**Work to be completed**.
Compile every line that includes the word "description".

--

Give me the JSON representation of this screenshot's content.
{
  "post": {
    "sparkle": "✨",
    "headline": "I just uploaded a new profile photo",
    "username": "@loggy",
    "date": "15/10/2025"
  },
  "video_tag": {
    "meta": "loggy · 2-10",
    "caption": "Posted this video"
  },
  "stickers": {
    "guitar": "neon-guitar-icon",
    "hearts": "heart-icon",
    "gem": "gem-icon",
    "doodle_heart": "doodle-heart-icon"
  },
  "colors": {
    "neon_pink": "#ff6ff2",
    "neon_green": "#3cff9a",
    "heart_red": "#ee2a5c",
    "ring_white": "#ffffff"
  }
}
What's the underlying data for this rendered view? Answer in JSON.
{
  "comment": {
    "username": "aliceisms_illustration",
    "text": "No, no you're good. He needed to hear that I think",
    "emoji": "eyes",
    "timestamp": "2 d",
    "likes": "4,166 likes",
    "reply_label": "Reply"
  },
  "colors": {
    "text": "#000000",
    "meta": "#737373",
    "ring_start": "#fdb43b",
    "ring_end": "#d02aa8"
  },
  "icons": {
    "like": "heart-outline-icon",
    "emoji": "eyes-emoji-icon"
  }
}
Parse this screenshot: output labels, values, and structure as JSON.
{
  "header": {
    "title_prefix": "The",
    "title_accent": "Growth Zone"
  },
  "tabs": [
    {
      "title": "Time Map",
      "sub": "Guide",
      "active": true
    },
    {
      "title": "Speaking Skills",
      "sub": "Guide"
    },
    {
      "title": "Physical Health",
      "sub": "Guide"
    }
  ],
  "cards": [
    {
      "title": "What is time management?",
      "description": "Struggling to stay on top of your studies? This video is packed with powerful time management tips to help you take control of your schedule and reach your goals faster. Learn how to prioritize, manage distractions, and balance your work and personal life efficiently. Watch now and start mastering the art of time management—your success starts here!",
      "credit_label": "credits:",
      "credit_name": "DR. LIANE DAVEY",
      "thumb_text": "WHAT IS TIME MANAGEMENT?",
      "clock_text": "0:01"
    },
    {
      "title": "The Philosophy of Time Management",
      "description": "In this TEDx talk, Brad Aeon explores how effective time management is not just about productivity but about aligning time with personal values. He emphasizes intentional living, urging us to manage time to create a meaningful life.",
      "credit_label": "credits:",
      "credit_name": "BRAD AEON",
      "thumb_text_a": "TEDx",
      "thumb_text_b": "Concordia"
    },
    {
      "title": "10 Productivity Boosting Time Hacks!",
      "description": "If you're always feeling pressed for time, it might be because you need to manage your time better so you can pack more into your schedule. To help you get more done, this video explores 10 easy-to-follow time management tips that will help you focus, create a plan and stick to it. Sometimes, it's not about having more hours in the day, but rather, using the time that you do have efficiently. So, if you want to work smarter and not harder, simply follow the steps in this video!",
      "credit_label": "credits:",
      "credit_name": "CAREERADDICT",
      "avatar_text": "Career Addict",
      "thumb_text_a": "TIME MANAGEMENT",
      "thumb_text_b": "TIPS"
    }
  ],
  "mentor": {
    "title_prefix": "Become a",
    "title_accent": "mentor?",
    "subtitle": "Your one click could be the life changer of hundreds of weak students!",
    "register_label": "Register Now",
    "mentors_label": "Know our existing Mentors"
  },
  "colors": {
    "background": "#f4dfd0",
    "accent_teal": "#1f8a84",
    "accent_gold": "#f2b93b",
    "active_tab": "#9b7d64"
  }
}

--

**Task output**.
      "description": "Struggling to stay on top of your studies? This video is packed with powerful time management tips to help you take control of your schedule and reach your goals faster. Learn how to prioritize, manage distractions, and balance your work and personal life efficiently. Watch now and start mastering the art of time management—your success starts here!",
      "description": "In this TEDx talk, Brad Aeon explores how effective time management is not just about productivity but about aligning time with personal values. He emphasizes intentional living, urging us to manage time to create a meaningful life.",
      "description": "If you're always feeling pressed for time, it might be because you need to manage your time better so you can pack more into your schedule. To help you get more done, this video explores 10 easy-to-follow time management tips that will help you focus, create a plan and stick to it. Sometimes, it's not about having more hours in the day, but rather, using the time that you do have efficiently. So, if you want to work smarter and not harder, simply follow the steps in this video!",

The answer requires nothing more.